Short exercise:
For each line in the data below that holds "Kazuki", return a copy.

====

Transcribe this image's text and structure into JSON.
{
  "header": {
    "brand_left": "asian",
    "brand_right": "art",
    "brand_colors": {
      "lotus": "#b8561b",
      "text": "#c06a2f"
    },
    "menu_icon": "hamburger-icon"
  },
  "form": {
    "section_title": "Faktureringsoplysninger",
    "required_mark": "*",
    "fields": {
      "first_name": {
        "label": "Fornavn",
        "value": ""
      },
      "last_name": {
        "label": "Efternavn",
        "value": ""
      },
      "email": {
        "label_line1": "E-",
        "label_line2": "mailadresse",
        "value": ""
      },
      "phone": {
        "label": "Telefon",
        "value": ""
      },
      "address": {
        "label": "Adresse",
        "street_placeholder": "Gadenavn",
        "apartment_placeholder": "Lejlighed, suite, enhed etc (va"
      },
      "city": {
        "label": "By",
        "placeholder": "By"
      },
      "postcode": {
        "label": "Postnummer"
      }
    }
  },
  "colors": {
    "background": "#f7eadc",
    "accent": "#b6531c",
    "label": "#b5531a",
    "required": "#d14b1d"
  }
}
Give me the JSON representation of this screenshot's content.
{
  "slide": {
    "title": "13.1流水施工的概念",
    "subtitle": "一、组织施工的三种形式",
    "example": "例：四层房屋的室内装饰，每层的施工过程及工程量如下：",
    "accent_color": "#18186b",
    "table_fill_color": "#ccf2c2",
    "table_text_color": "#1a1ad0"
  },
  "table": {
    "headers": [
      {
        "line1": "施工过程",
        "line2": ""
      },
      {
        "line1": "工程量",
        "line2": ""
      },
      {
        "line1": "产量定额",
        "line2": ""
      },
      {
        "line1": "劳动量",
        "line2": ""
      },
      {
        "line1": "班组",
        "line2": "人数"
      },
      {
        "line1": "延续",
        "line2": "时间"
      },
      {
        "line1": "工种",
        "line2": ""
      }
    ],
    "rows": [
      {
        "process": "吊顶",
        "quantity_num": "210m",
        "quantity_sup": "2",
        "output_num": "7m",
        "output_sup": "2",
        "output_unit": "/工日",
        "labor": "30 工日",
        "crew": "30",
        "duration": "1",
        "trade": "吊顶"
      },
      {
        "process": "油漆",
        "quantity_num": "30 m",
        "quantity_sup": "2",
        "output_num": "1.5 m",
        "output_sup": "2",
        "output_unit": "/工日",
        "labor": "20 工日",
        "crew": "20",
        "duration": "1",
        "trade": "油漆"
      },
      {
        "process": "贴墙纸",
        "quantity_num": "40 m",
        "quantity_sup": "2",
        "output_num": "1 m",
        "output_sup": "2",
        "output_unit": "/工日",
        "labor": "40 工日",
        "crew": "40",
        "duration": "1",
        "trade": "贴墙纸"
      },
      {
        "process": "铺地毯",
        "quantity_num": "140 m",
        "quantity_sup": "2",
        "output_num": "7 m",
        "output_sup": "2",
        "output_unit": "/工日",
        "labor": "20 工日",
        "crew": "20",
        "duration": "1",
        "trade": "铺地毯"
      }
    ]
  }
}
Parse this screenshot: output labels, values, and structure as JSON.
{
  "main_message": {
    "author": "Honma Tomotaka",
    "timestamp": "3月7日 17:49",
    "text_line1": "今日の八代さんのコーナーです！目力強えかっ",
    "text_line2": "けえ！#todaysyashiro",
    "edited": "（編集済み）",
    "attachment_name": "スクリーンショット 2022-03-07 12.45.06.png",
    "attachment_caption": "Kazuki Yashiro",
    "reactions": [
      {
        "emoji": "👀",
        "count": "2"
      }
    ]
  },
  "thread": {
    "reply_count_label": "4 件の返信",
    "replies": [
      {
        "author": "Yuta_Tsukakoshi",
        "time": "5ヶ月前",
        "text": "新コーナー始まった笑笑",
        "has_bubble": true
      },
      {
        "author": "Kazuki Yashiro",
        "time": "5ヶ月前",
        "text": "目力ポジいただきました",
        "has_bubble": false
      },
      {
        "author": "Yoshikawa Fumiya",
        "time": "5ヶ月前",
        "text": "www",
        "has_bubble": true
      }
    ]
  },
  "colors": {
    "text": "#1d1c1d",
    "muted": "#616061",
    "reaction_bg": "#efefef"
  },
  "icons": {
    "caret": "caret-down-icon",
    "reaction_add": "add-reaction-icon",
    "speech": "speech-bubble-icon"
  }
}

====

Exercise response:
    "attachment_caption": "Kazuki Yashiro",
        "author": "Kazuki Yashiro",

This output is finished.